- [Exercise brief]
All of the material below is to be repeated exactly.

Excerpts from a figure dataset
##########
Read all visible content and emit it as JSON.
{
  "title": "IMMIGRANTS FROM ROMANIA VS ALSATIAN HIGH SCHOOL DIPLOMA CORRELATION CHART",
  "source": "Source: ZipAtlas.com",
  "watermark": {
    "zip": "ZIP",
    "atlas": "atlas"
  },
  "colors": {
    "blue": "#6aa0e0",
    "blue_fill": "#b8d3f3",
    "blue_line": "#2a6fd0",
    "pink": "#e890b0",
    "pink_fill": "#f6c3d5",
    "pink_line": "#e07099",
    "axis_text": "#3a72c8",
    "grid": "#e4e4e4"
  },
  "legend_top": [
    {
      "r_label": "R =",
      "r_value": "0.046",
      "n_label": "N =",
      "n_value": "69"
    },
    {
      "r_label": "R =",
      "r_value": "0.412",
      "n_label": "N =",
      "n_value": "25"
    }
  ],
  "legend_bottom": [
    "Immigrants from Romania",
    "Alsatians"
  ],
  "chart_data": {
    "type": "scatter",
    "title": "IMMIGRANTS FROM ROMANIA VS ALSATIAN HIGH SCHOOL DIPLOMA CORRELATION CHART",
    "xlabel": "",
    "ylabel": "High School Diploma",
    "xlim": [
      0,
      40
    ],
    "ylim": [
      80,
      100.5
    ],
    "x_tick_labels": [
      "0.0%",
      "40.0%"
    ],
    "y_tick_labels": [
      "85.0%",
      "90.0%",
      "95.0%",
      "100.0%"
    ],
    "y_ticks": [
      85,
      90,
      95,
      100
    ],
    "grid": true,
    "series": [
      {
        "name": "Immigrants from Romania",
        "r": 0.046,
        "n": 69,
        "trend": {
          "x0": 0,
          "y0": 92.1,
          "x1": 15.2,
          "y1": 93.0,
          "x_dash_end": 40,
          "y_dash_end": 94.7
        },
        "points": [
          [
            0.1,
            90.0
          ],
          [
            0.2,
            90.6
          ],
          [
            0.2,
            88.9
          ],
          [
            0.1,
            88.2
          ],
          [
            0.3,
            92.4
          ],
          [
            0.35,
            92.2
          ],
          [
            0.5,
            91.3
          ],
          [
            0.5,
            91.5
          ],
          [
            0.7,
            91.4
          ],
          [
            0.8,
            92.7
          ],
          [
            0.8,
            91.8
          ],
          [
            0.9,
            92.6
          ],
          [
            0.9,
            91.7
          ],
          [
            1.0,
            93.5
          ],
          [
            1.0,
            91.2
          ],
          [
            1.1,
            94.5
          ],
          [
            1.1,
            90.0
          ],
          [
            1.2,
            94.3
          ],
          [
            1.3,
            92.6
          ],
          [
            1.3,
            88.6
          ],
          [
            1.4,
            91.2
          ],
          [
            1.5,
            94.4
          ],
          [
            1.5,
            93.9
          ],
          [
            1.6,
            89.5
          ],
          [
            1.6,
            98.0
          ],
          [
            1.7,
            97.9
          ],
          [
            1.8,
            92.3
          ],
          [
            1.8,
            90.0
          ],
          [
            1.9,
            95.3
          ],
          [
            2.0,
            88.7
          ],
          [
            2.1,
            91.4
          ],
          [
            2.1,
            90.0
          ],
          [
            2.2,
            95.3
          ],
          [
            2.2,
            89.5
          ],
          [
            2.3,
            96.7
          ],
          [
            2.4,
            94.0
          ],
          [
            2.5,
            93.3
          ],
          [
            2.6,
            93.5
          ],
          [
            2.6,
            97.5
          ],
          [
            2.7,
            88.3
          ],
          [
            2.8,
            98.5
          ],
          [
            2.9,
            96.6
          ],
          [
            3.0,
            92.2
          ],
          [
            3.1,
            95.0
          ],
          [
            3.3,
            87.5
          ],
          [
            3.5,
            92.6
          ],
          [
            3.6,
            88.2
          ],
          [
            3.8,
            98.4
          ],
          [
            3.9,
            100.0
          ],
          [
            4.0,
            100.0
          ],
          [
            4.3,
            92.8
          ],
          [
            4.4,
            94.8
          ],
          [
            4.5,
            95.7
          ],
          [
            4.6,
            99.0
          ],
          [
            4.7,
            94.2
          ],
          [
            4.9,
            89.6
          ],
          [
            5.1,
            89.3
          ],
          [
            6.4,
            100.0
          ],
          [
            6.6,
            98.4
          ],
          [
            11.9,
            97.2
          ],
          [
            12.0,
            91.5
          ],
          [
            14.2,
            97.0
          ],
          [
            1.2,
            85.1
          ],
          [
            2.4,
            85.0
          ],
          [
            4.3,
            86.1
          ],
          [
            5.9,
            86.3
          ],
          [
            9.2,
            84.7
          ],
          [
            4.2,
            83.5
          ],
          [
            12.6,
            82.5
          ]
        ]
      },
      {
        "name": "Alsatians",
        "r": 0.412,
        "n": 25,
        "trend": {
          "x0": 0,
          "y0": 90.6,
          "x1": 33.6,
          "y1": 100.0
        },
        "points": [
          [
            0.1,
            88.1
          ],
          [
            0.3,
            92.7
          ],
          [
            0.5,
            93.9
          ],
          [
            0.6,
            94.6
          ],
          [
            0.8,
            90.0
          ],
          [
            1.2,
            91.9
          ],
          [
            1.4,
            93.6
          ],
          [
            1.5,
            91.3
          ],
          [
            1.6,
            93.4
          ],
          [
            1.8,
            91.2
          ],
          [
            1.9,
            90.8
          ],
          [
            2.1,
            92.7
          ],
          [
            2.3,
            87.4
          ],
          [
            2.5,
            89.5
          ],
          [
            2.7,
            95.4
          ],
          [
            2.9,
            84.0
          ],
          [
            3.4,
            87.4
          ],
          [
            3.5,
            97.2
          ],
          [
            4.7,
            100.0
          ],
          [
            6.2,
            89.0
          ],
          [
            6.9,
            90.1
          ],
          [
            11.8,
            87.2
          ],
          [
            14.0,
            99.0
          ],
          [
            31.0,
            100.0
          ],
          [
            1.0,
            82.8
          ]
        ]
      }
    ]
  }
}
##########
- [Exercise solution]
Read all visible content and emit it as JSON.
{
  "title": "IMMIGRANTS FROM ROMANIA VS ALSATIAN HIGH SCHOOL DIPLOMA CORRELATION CHART",
  "source": "Source: ZipAtlas.com",
  "watermark": {
    "zip": "ZIP",
    "atlas": "atlas"
  },
  "colors": {
    "blue": "#6aa0e0",
    "blue_fill": "#b8d3f3",
    "blue_line": "#2a6fd0",
    "pink": "#e890b0",
    "pink_fill": "#f6c3d5",
    "pink_line": "#e07099",
    "axis_text": "#3a72c8",
    "grid": "#e4e4e4"
  },
  "legend_top": [
    {
      "r_label": "R =",
      "r_value": "0.046",
      "n_label": "N =",
      "n_value": "69"
    },
    {
      "r_label": "R =",
      "r_value": "0.412",
      "n_label": "N =",
      "n_value": "25"
    }
  ],
  "legend_bottom": [
    "Immigrants from Romania",
    "Alsatians"
  ],
  "chart_data": {
    "type": "scatter",
    "title": "IMMIGRANTS FROM ROMANIA VS ALSATIAN HIGH SCHOOL DIPLOMA CORRELATION CHART",
    "xlabel": "",
    "ylabel": "High School Diploma",
    "xlim": [
      0,
      40
    ],
    "ylim": [
      80,
      100.5
    ],
    "x_tick_labels": [
      "0.0%",
      "40.0%"
    ],
    "y_tick_labels": [
      "85.0%",
      "90.0%",
      "95.0%",
      "100.0%"
    ],
    "y_ticks": [
      85,
      90,
      95,
      100
    ],
    "grid": true,
    "series": [
      {
        "name": "Immigrants from Romania",
        "r": 0.046,
        "n": 69,
        "trend": {
          "x0": 0,
          "y0": 92.1,
          "x1": 15.2,
          "y1": 93.0,
          "x_dash_end": 40,
          "y_dash_end": 94.7
        },
        "points": [
          [
            0.1,
            90.0
          ],
          [
            0.2,
            90.6
          ],
          [
            0.2,
            88.9
          ],
          [
            0.1,
            88.2
          ],
          [
            0.3,
            92.4
          ],
          [
            0.35,
            92.2
          ],
          [
            0.5,
            91.3
          ],
          [
            0.5,
            91.5
          ],
          [
            0.7,
            91.4
          ],
          [
            0.8,
            92.7
          ],
          [
            0.8,
            91.8
          ],
          [
            0.9,
            92.6
          ],
          [
            0.9,
            91.7
          ],
          [
            1.0,
            93.5
          ],
          [
            1.0,
            91.2
          ],
          [
            1.1,
            94.5
          ],
          [
            1.1,
            90.0
          ],
          [
            1.2,
            94.3
          ],
          [
            1.3,
            92.6
          ],
          [
            1.3,
            88.6
          ],
          [
            1.4,
            91.2
          ],
          [
            1.5,
            94.4
          ],
          [
            1.5,
            93.9
          ],
          [
            1.6,
            89.5
          ],
          [
            1.6,
            98.0
          ],
          [
            1.7,
            97.9
          ],
          [
            1.8,
            92.3
          ],
          [
            1.8,
            90.0
          ],
          [
            1.9,
            95.3
          ],
          [
            2.0,
            88.7
          ],
          [
            2.1,
            91.4
          ],
          [
            2.1,
            90.0
          ],
          [
            2.2,
            95.3
          ],
          [
            2.2,
            89.5
          ],
          [
            2.3,
            96.7
          ],
          [
            2.4,
            94.0
          ],
          [
            2.5,
            93.3
          ],
          [
            2.6,
            93.5
          ],
          [
            2.6,
            97.5
          ],
          [
            2.7,
            88.3
          ],
          [
            2.8,
            98.5
          ],
          [
            2.9,
            96.6
          ],
          [
            3.0,
            92.2
          ],
          [
            3.1,
            95.0
          ],
          [
            3.3,
            87.5
          ],
          [
            3.5,
            92.6
          ],
          [
            3.6,
            88.2
          ],
          [
            3.8,
            98.4
          ],
          [
            3.9,
            100.0
          ],
          [
            4.0,
            100.0
          ],
          [
            4.3,
            92.8
          ],
          [
            4.4,
            94.8
          ],
          [
            4.5,
            95.7
          ],
          [
            4.6,
            99.0
          ],
          [
            4.7,
            94.2
          ],
          [
            4.9,
            89.6
          ],
          [
            5.1,
            89.3
          ],
          [
            6.4,
            100.0
          ],
          [
            6.6,
            98.4
          ],
          [
            11.9,
            97.2
          ],
          [
            12.0,
            91.5
          ],
          [
            14.2,
            97.0
          ],
          [
            1.2,
            85.1
          ],
          [
            2.4,
            85.0
          ],
          [
            4.3,
            86.1
          ],
          [
            5.9,
            86.3
          ],
          [
            9.2,
            84.7
          ],
          [
            4.2,
            83.5
          ],
          [
            12.6,
            82.5
          ]
        ]
      },
      {
        "name": "Alsatians",
        "r": 0.412,
        "n": 25,
        "trend": {
          "x0": 0,
          "y0": 90.6,
          "x1": 33.6,
          "y1": 100.0
        },
        "points": [
          [
            0.1,
            88.1
          ],
          [
            0.3,
            92.7
          ],
          [
            0.5,
            93.9
          ],
          [
            0.6,
            94.6
          ],
          [
            0.8,
            90.0
          ],
          [
            1.2,
            91.9
          ],
          [
            1.4,
            93.6
          ],
          [
            1.5,
            91.3
          ],
          [
            1.6,
            93.4
          ],
          [
            1.8,
            91.2
          ],
          [
            1.9,
            90.8
          ],
          [
            2.1,
            92.7
          ],
          [
            2.3,
            87.4
          ],
          [
            2.5,
            89.5
          ],
          [
            2.7,
            95.4
          ],
          [
            2.9,
            84.0
          ],
          [
            3.4,
            87.4
          ],
          [
            3.5,
            97.2
          ],
          [
            4.7,
            100.0
          ],
          [
            6.2,
            89.0
          ],
          [
            6.9,
            90.1
          ],
          [
            11.8,
            87.2
          ],
          [
            14.0,
            99.0
          ],
          [
            31.0,
            100.0
          ],
          [
            1.0,
            82.8
          ]
        ]
      }
    ]
  }
}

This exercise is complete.